# Set task
Give nothing except the number of lines containing the word "Августа".

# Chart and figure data

—————

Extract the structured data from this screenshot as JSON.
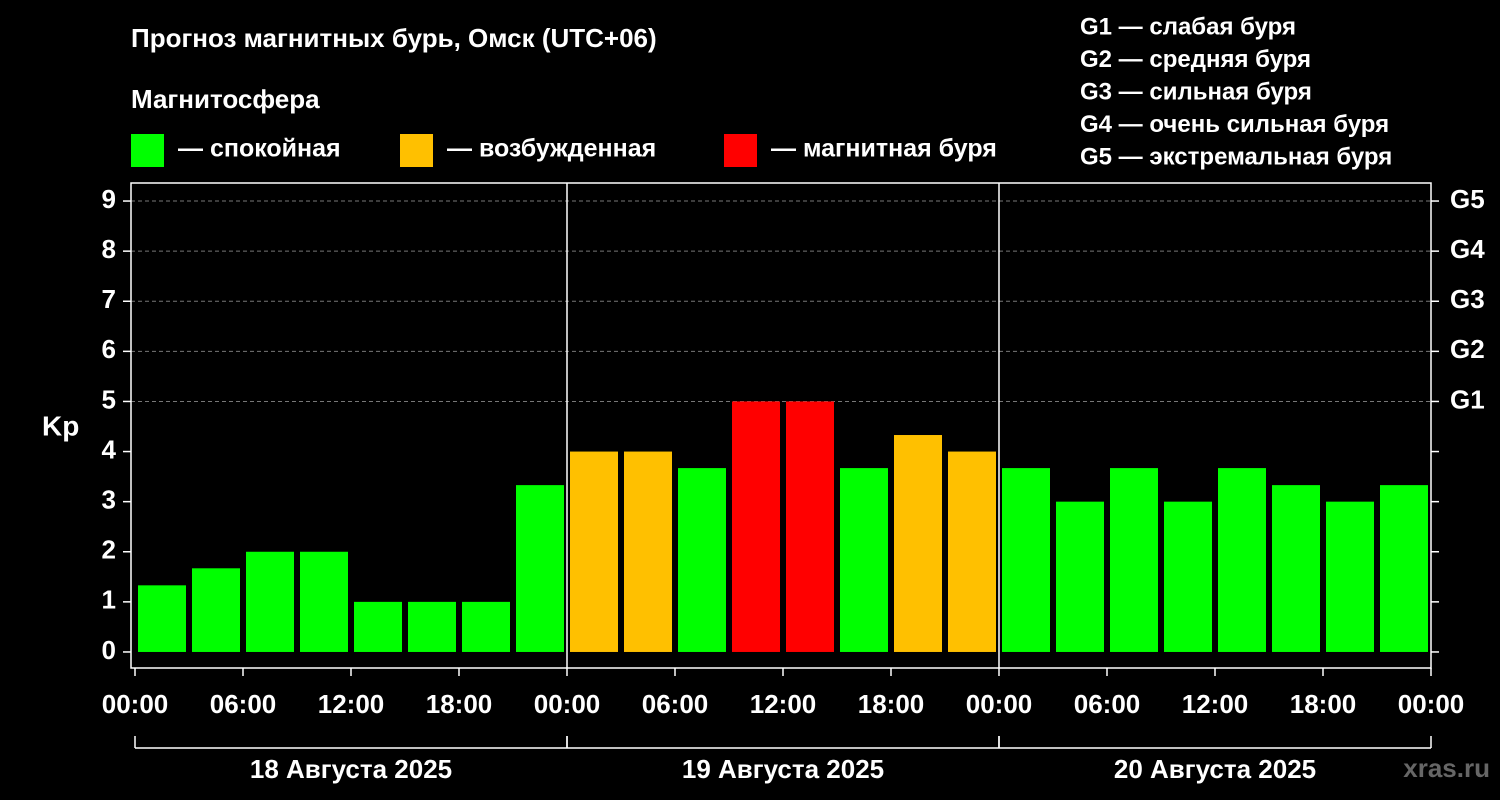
{
  "chart_data": {
    "type": "bar",
    "title": "Прогноз магнитных бурь, Омск (UTC+06)",
    "subtitle": "Магнитосфера",
    "legend": [
      {
        "name": "— спокойная",
        "color": "#00ff00"
      },
      {
        "name": "— возбужденная",
        "color": "#ffc000"
      },
      {
        "name": "— магнитная буря",
        "color": "#ff0000"
      }
    ],
    "scale_notes": [
      "G1 — слабая буря",
      "G2 — средняя буря",
      "G3 — сильная буря",
      "G4 — очень сильная буря",
      "G5 — экстремальная буря"
    ],
    "y_label": "Kp",
    "values": [
      1.33,
      1.67,
      2,
      2,
      1,
      1,
      1,
      3.33,
      4,
      4,
      3.67,
      5,
      5,
      3.67,
      4.33,
      4,
      3.67,
      3,
      3.67,
      3,
      3.67,
      3.33,
      3,
      3.33
    ],
    "colors": [
      "#00ff00",
      "#00ff00",
      "#00ff00",
      "#00ff00",
      "#00ff00",
      "#00ff00",
      "#00ff00",
      "#00ff00",
      "#ffc000",
      "#ffc000",
      "#00ff00",
      "#ff0000",
      "#ff0000",
      "#00ff00",
      "#ffc000",
      "#ffc000",
      "#00ff00",
      "#00ff00",
      "#00ff00",
      "#00ff00",
      "#00ff00",
      "#00ff00",
      "#00ff00",
      "#00ff00"
    ],
    "bar_hours": 3,
    "xlim": [
      0,
      72
    ],
    "xticks": [
      {
        "value": 0,
        "label": "00:00"
      },
      {
        "value": 6,
        "label": "06:00"
      },
      {
        "value": 12,
        "label": "12:00"
      },
      {
        "value": 18,
        "label": "18:00"
      },
      {
        "value": 24,
        "label": "00:00"
      },
      {
        "value": 30,
        "label": "06:00"
      },
      {
        "value": 36,
        "label": "12:00"
      },
      {
        "value": 42,
        "label": "18:00"
      },
      {
        "value": 48,
        "label": "00:00"
      },
      {
        "value": 54,
        "label": "06:00"
      },
      {
        "value": 60,
        "label": "12:00"
      },
      {
        "value": 66,
        "label": "18:00"
      },
      {
        "value": 72,
        "label": "00:00"
      }
    ],
    "days": [
      {
        "start": 0,
        "end": 24,
        "label": "18 Августа 2025"
      },
      {
        "start": 24,
        "end": 48,
        "label": "19 Августа 2025"
      },
      {
        "start": 48,
        "end": 72,
        "label": "20 Августа 2025"
      }
    ],
    "ylim": [
      -0.32,
      9.36
    ],
    "yticks": [
      0,
      1,
      2,
      3,
      4,
      5,
      6,
      7,
      8,
      9
    ],
    "y2ticks": [
      {
        "value": 5,
        "label": "G1"
      },
      {
        "value": 6,
        "label": "G2"
      },
      {
        "value": 7,
        "label": "G3"
      },
      {
        "value": 8,
        "label": "G4"
      },
      {
        "value": 9,
        "label": "G5"
      }
    ],
    "grid": true,
    "watermark": "xras.ru"
  }
}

—————

# Output for this exercise
3